▶ [GIVEN RECORDS]:
——————
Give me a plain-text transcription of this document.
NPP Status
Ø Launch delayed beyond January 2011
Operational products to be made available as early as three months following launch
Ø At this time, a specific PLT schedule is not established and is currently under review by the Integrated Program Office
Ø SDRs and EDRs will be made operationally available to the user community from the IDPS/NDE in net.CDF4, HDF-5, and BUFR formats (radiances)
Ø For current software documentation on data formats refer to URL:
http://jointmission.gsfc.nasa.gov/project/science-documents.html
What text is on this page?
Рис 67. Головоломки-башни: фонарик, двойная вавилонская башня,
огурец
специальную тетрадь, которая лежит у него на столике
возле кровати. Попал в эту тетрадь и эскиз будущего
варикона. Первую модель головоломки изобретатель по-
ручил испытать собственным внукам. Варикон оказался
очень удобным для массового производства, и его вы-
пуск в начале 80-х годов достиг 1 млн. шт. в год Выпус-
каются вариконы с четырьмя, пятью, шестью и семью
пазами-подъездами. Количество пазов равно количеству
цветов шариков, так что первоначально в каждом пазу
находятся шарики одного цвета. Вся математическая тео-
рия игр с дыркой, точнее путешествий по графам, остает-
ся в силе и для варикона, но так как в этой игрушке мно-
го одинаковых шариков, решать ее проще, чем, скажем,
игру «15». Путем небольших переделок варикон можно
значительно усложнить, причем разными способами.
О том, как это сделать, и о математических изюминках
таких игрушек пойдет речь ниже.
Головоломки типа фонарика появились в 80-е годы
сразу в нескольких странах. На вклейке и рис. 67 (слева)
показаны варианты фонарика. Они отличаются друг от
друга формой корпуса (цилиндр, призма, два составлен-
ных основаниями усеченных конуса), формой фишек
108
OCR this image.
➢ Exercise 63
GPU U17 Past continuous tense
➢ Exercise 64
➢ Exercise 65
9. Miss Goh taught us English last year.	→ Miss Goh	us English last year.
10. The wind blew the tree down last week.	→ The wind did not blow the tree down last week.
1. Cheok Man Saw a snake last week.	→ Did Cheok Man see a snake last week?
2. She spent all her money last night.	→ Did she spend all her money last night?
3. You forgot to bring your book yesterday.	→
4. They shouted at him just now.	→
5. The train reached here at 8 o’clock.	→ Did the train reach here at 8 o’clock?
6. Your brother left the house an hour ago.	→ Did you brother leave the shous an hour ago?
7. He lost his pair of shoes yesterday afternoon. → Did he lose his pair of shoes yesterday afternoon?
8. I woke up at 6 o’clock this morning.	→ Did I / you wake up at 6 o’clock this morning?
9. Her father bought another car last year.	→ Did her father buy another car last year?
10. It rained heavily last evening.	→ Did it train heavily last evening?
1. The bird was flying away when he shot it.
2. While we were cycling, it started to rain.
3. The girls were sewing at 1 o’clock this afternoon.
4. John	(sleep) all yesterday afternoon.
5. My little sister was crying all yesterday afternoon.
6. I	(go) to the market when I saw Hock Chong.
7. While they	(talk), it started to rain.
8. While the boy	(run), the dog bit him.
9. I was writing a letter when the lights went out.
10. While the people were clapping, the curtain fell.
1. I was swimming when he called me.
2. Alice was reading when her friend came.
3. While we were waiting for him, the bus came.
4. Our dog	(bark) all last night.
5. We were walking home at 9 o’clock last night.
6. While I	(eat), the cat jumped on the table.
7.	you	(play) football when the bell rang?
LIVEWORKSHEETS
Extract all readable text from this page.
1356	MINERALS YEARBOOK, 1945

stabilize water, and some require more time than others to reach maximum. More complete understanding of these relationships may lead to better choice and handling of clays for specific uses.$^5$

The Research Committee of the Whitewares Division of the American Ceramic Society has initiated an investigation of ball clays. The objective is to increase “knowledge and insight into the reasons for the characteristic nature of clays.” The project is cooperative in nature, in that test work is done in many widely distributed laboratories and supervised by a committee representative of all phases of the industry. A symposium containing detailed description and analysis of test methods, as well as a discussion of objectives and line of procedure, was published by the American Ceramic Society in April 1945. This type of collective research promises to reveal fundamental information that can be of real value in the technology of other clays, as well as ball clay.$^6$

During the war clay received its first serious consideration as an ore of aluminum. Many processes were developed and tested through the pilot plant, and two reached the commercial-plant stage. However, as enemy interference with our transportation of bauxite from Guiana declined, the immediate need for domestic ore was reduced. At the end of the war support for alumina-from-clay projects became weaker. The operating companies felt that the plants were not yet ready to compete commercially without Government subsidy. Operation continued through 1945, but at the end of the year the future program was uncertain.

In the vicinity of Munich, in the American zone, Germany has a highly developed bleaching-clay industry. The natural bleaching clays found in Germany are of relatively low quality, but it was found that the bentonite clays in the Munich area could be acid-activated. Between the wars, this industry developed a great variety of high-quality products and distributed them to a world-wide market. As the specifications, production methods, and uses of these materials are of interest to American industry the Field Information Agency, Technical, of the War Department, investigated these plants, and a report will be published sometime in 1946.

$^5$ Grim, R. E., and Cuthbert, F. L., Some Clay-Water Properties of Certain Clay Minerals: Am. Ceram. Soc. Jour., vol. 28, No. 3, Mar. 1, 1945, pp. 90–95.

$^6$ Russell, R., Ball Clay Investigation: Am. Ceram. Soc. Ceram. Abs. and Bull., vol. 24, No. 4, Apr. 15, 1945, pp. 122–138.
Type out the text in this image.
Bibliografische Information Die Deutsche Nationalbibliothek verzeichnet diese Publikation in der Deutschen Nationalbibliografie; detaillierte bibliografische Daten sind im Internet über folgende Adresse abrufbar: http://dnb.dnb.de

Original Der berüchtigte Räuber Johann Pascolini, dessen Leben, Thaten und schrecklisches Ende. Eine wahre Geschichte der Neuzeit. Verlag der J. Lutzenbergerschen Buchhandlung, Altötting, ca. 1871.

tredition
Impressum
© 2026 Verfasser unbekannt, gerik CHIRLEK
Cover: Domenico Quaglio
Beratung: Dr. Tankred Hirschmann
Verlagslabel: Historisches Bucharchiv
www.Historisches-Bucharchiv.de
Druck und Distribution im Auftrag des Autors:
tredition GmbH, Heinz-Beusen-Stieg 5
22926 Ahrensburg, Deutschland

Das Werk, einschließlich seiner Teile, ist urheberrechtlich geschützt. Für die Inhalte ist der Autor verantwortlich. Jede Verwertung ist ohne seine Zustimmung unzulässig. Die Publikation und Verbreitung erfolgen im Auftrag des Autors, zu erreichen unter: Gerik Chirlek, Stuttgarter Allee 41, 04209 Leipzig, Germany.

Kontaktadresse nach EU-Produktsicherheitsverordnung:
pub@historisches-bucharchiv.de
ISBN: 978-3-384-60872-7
——————
Search the data for the word "фонарика" and copy each line where it appears.

Головоломки типа фонарика появились в 80-е годы
показаны варианты фонарика. Они отличаются друг от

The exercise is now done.